● WHAT IS NEEDED
Transcribe all of the material exactly.
──────────────────────────────
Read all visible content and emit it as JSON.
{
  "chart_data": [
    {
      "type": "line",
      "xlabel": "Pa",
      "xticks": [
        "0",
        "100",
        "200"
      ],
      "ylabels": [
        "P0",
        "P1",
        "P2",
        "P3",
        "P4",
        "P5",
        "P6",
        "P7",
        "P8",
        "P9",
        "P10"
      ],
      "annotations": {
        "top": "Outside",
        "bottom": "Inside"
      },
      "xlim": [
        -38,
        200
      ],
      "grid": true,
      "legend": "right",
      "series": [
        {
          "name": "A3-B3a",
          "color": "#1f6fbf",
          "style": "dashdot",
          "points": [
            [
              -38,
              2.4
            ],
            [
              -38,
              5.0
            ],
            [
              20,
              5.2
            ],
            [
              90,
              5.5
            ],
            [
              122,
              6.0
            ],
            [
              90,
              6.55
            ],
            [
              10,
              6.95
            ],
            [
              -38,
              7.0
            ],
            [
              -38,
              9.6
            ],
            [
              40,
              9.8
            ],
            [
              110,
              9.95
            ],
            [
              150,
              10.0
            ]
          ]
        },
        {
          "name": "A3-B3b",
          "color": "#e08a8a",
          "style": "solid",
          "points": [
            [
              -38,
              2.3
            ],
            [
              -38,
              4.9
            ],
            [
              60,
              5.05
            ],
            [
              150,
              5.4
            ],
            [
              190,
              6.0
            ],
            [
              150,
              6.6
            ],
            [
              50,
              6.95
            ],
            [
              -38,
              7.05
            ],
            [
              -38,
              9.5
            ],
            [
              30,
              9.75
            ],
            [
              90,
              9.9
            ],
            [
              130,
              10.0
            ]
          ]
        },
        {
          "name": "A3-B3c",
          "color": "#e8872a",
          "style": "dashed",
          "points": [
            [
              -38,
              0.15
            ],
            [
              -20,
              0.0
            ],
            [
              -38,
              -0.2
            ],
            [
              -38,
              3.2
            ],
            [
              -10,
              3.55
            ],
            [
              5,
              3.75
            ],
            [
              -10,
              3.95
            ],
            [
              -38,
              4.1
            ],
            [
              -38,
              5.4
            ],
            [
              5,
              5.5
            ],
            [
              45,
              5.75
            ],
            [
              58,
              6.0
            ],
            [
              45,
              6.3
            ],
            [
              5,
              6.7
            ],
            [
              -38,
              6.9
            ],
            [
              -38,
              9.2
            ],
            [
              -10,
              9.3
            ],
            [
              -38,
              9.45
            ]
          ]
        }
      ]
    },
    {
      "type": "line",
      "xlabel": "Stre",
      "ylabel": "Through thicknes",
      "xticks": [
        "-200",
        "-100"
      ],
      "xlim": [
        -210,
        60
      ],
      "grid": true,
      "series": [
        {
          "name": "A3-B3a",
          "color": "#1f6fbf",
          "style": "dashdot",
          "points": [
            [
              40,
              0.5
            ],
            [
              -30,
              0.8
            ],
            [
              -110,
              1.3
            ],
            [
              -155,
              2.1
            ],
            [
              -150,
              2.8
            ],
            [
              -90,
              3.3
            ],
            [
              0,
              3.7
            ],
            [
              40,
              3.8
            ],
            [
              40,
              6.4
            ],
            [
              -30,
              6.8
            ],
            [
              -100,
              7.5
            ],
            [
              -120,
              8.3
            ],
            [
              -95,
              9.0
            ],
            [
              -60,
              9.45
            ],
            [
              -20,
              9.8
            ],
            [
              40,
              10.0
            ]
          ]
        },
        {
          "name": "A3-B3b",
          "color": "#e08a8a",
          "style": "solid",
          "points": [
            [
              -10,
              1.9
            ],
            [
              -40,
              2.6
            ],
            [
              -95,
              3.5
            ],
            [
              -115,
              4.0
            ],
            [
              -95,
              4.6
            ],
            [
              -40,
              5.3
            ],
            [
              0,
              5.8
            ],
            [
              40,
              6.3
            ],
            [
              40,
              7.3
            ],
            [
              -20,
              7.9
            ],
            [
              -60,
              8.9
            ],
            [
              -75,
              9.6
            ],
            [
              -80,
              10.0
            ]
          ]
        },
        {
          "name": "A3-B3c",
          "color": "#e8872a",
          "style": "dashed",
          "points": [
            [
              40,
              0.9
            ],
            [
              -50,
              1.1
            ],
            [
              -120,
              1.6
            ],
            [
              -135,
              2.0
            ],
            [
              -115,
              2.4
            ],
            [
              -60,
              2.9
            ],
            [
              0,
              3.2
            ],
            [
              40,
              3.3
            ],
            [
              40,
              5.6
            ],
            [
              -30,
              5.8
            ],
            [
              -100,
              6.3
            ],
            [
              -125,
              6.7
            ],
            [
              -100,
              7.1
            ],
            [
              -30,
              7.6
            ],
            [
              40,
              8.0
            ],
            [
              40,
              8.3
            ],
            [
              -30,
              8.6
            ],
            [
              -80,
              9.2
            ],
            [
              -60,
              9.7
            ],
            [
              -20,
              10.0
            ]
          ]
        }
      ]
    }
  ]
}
──────────────────────────────
● PROBLEM SOLUTION
Read all visible content and emit it as JSON.
{
  "chart_data": [
    {
      "type": "line",
      "xlabel": "Pa",
      "xticks": [
        "0",
        "100",
        "200"
      ],
      "ylabels": [
        "P0",
        "P1",
        "P2",
        "P3",
        "P4",
        "P5",
        "P6",
        "P7",
        "P8",
        "P9",
        "P10"
      ],
      "annotations": {
        "top": "Outside",
        "bottom": "Inside"
      },
      "xlim": [
        -38,
        200
      ],
      "grid": true,
      "legend": "right",
      "series": [
        {
          "name": "A3-B3a",
          "color": "#1f6fbf",
          "style": "dashdot",
          "points": [
            [
              -38,
              2.4
            ],
            [
              -38,
              5.0
            ],
            [
              20,
              5.2
            ],
            [
              90,
              5.5
            ],
            [
              122,
              6.0
            ],
            [
              90,
              6.55
            ],
            [
              10,
              6.95
            ],
            [
              -38,
              7.0
            ],
            [
              -38,
              9.6
            ],
            [
              40,
              9.8
            ],
            [
              110,
              9.95
            ],
            [
              150,
              10.0
            ]
          ]
        },
        {
          "name": "A3-B3b",
          "color": "#e08a8a",
          "style": "solid",
          "points": [
            [
              -38,
              2.3
            ],
            [
              -38,
              4.9
            ],
            [
              60,
              5.05
            ],
            [
              150,
              5.4
            ],
            [
              190,
              6.0
            ],
            [
              150,
              6.6
            ],
            [
              50,
              6.95
            ],
            [
              -38,
              7.05
            ],
            [
              -38,
              9.5
            ],
            [
              30,
              9.75
            ],
            [
              90,
              9.9
            ],
            [
              130,
              10.0
            ]
          ]
        },
        {
          "name": "A3-B3c",
          "color": "#e8872a",
          "style": "dashed",
          "points": [
            [
              -38,
              0.15
            ],
            [
              -20,
              0.0
            ],
            [
              -38,
              -0.2
            ],
            [
              -38,
              3.2
            ],
            [
              -10,
              3.55
            ],
            [
              5,
              3.75
            ],
            [
              -10,
              3.95
            ],
            [
              -38,
              4.1
            ],
            [
              -38,
              5.4
            ],
            [
              5,
              5.5
            ],
            [
              45,
              5.75
            ],
            [
              58,
              6.0
            ],
            [
              45,
              6.3
            ],
            [
              5,
              6.7
            ],
            [
              -38,
              6.9
            ],
            [
              -38,
              9.2
            ],
            [
              -10,
              9.3
            ],
            [
              -38,
              9.45
            ]
          ]
        }
      ]
    },
    {
      "type": "line",
      "xlabel": "Stre",
      "ylabel": "Through thicknes",
      "xticks": [
        "-200",
        "-100"
      ],
      "xlim": [
        -210,
        60
      ],
      "grid": true,
      "series": [
        {
          "name": "A3-B3a",
          "color": "#1f6fbf",
          "style": "dashdot",
          "points": [
            [
              40,
              0.5
            ],
            [
              -30,
              0.8
            ],
            [
              -110,
              1.3
            ],
            [
              -155,
              2.1
            ],
            [
              -150,
              2.8
            ],
            [
              -90,
              3.3
            ],
            [
              0,
              3.7
            ],
            [
              40,
              3.8
            ],
            [
              40,
              6.4
            ],
            [
              -30,
              6.8
            ],
            [
              -100,
              7.5
            ],
            [
              -120,
              8.3
            ],
            [
              -95,
              9.0
            ],
            [
              -60,
              9.45
            ],
            [
              -20,
              9.8
            ],
            [
              40,
              10.0
            ]
          ]
        },
        {
          "name": "A3-B3b",
          "color": "#e08a8a",
          "style": "solid",
          "points": [
            [
              -10,
              1.9
            ],
            [
              -40,
              2.6
            ],
            [
              -95,
              3.5
            ],
            [
              -115,
              4.0
            ],
            [
              -95,
              4.6
            ],
            [
              -40,
              5.3
            ],
            [
              0,
              5.8
            ],
            [
              40,
              6.3
            ],
            [
              40,
              7.3
            ],
            [
              -20,
              7.9
            ],
            [
              -60,
              8.9
            ],
            [
              -75,
              9.6
            ],
            [
              -80,
              10.0
            ]
          ]
        },
        {
          "name": "A3-B3c",
          "color": "#e8872a",
          "style": "dashed",
          "points": [
            [
              40,
              0.9
            ],
            [
              -50,
              1.1
            ],
            [
              -120,
              1.6
            ],
            [
              -135,
              2.0
            ],
            [
              -115,
              2.4
            ],
            [
              -60,
              2.9
            ],
            [
              0,
              3.2
            ],
            [
              40,
              3.3
            ],
            [
              40,
              5.6
            ],
            [
              -30,
              5.8
            ],
            [
              -100,
              6.3
            ],
            [
              -125,
              6.7
            ],
            [
              -100,
              7.1
            ],
            [
              -30,
              7.6
            ],
            [
              40,
              8.0
            ],
            [
              40,
              8.3
            ],
            [
              -30,
              8.6
            ],
            [
              -80,
              9.2
            ],
            [
              -60,
              9.7
            ],
            [
              -20,
              10.0
            ]
          ]
        }
      ]
    }
  ]
}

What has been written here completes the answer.